### Extracted records
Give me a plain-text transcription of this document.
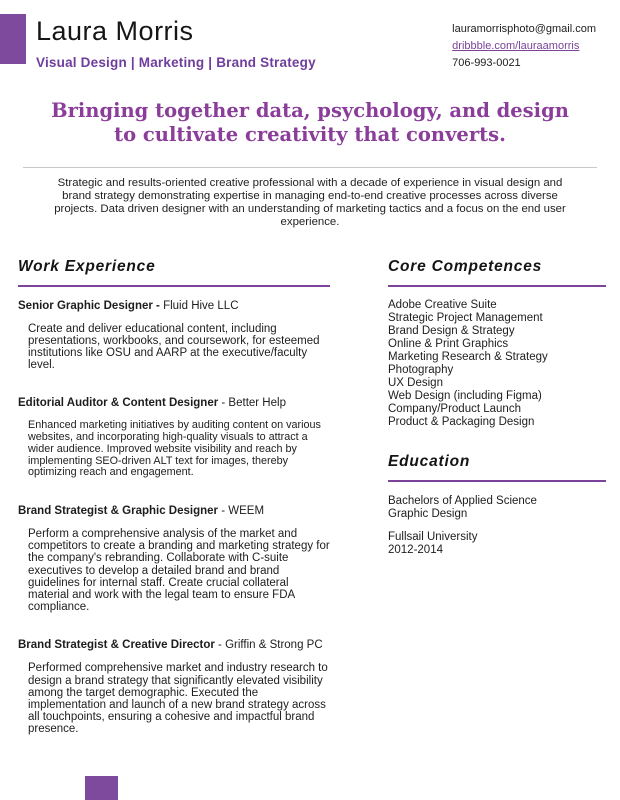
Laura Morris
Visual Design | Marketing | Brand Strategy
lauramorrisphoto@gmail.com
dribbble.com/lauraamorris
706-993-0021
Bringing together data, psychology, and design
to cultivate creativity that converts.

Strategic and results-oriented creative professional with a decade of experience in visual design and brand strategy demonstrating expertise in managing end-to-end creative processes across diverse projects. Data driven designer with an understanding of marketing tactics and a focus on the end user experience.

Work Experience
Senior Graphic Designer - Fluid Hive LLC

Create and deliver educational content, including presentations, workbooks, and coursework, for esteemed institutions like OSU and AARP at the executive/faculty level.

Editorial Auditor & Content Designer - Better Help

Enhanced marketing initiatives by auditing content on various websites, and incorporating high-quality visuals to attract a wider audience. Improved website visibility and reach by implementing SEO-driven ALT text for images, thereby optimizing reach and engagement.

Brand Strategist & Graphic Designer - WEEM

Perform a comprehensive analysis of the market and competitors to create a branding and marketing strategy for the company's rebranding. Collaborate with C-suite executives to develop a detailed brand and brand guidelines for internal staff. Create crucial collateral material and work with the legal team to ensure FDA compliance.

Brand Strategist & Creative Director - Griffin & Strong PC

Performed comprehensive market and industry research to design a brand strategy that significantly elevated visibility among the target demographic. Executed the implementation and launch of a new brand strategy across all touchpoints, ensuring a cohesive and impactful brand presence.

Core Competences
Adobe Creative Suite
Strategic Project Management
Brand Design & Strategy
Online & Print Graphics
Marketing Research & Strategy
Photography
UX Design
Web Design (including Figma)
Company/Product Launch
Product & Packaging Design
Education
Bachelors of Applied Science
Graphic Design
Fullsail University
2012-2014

--

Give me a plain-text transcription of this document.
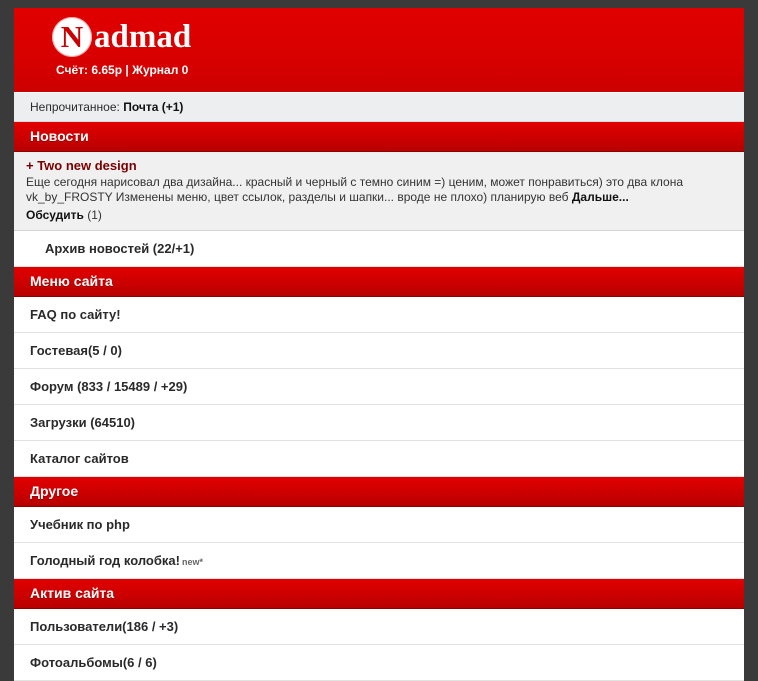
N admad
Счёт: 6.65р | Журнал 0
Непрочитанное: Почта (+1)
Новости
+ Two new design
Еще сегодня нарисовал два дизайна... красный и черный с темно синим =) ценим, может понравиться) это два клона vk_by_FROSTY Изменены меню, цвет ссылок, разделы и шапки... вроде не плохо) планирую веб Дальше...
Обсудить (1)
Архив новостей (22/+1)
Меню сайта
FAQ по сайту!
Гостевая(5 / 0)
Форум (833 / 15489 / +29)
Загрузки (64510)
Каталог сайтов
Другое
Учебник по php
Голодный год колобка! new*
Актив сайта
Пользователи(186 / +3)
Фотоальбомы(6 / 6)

### WHAT THIS TASK INVOLVES
Copy the lines from the entries above in which the word "Product" appears.

### ANSWER TO THE EXERCISE
Company/Product Launch
Product & Packaging Design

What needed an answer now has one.